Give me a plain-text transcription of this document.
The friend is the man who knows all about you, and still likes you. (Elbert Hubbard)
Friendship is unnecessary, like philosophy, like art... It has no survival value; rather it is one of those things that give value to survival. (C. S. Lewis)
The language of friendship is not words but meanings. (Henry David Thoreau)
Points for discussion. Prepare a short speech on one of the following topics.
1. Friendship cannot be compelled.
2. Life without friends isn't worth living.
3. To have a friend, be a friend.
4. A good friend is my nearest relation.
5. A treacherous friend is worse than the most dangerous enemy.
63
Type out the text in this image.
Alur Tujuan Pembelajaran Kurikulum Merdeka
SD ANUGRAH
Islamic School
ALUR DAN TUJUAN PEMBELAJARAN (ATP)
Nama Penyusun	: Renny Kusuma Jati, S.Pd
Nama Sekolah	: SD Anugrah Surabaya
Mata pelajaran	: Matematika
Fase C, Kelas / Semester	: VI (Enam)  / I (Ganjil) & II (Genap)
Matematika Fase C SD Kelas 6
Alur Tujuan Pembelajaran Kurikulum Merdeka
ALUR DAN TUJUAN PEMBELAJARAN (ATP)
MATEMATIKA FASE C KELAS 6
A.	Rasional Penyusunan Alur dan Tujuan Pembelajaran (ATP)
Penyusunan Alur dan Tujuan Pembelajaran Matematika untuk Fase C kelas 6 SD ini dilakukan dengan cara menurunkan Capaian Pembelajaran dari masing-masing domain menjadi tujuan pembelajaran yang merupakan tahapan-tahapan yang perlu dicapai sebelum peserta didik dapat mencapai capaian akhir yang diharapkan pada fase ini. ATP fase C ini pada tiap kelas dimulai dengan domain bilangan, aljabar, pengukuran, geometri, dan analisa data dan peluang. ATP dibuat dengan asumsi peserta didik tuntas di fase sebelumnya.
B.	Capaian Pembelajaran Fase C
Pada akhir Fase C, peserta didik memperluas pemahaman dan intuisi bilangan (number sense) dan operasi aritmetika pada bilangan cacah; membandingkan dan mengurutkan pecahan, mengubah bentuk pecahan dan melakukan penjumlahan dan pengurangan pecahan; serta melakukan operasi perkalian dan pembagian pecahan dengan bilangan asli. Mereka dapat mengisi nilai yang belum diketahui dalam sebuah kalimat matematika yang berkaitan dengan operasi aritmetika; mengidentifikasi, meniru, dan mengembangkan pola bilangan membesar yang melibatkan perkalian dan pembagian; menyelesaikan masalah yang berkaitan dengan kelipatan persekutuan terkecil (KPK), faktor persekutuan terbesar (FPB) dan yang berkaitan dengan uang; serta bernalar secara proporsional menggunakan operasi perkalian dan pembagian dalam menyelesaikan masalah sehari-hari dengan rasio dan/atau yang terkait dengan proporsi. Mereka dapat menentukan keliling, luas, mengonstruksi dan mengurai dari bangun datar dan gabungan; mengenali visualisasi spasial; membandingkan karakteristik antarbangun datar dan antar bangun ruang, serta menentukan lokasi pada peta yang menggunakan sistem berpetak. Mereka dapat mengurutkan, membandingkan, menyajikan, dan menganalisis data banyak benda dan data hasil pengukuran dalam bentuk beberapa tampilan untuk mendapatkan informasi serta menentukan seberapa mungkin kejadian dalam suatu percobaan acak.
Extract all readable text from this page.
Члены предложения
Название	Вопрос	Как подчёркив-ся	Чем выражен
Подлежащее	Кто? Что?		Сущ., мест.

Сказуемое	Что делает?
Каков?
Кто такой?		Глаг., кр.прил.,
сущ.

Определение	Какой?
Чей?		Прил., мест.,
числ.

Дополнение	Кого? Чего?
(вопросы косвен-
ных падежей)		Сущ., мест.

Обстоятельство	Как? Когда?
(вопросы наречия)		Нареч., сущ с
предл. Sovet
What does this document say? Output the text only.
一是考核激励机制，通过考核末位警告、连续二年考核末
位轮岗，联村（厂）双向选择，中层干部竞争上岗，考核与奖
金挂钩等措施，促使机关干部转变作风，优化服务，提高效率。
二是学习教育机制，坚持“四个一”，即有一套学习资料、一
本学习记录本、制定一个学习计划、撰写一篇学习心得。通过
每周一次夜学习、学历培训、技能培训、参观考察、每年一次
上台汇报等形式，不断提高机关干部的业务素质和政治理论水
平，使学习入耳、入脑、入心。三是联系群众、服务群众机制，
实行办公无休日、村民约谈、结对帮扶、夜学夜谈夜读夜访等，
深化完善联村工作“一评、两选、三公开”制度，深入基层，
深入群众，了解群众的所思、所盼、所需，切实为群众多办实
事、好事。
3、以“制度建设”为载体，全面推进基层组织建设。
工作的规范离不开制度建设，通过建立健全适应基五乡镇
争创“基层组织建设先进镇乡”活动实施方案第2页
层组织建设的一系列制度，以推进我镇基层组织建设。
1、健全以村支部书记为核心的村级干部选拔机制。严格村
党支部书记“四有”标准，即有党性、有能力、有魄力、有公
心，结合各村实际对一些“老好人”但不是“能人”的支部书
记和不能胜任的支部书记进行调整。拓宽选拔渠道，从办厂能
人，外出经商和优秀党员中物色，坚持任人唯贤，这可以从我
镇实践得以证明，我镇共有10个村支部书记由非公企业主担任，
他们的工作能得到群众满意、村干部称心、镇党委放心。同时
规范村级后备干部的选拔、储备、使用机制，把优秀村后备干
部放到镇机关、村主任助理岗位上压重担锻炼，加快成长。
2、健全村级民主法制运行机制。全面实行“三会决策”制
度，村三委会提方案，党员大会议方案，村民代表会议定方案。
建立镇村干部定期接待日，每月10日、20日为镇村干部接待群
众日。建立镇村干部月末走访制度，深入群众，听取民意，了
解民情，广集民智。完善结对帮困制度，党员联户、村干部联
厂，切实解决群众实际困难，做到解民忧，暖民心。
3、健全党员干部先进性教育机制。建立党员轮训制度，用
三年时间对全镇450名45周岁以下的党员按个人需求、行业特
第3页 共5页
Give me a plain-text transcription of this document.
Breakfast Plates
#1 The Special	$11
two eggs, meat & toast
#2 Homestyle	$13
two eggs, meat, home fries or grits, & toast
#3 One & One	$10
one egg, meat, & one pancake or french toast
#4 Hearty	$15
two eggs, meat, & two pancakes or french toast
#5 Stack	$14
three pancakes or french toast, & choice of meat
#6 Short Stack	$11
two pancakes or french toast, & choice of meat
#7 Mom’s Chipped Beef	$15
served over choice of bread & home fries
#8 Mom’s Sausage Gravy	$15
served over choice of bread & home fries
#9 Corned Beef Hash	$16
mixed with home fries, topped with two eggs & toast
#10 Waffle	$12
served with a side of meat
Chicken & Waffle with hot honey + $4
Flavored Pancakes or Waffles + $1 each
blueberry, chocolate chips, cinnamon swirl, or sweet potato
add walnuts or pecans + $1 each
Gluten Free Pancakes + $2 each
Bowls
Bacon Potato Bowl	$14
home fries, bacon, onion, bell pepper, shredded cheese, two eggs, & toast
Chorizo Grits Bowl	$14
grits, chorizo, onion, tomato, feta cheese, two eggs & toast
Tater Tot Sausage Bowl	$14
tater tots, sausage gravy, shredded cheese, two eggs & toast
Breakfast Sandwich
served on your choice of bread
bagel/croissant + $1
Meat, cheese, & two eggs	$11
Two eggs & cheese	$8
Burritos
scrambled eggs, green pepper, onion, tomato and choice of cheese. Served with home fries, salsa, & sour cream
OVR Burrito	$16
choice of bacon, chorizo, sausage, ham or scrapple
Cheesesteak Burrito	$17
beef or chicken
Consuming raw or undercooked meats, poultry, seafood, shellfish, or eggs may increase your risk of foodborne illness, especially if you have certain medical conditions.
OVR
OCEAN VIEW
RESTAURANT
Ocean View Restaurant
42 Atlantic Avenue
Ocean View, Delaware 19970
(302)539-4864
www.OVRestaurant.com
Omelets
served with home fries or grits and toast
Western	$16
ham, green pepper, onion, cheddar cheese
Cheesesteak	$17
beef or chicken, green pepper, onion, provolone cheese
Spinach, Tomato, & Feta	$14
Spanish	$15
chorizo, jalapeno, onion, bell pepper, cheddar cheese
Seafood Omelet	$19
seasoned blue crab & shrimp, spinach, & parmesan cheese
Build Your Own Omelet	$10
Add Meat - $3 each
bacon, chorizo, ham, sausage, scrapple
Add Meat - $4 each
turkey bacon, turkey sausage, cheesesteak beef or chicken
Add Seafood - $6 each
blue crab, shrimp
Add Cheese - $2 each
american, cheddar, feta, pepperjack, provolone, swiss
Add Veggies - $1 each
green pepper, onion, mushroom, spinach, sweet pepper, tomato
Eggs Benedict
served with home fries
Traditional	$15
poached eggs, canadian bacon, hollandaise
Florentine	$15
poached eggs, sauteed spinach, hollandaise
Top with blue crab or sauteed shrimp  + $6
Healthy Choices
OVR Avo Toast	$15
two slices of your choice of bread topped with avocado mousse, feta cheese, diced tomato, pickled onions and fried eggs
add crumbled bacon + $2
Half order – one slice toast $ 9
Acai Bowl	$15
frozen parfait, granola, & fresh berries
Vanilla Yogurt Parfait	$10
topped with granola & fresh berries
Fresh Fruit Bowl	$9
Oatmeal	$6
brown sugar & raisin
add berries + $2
------------
→ Goal
Say how many lines in the records hold the string "cheddar", and say nothing else.

→ In response
3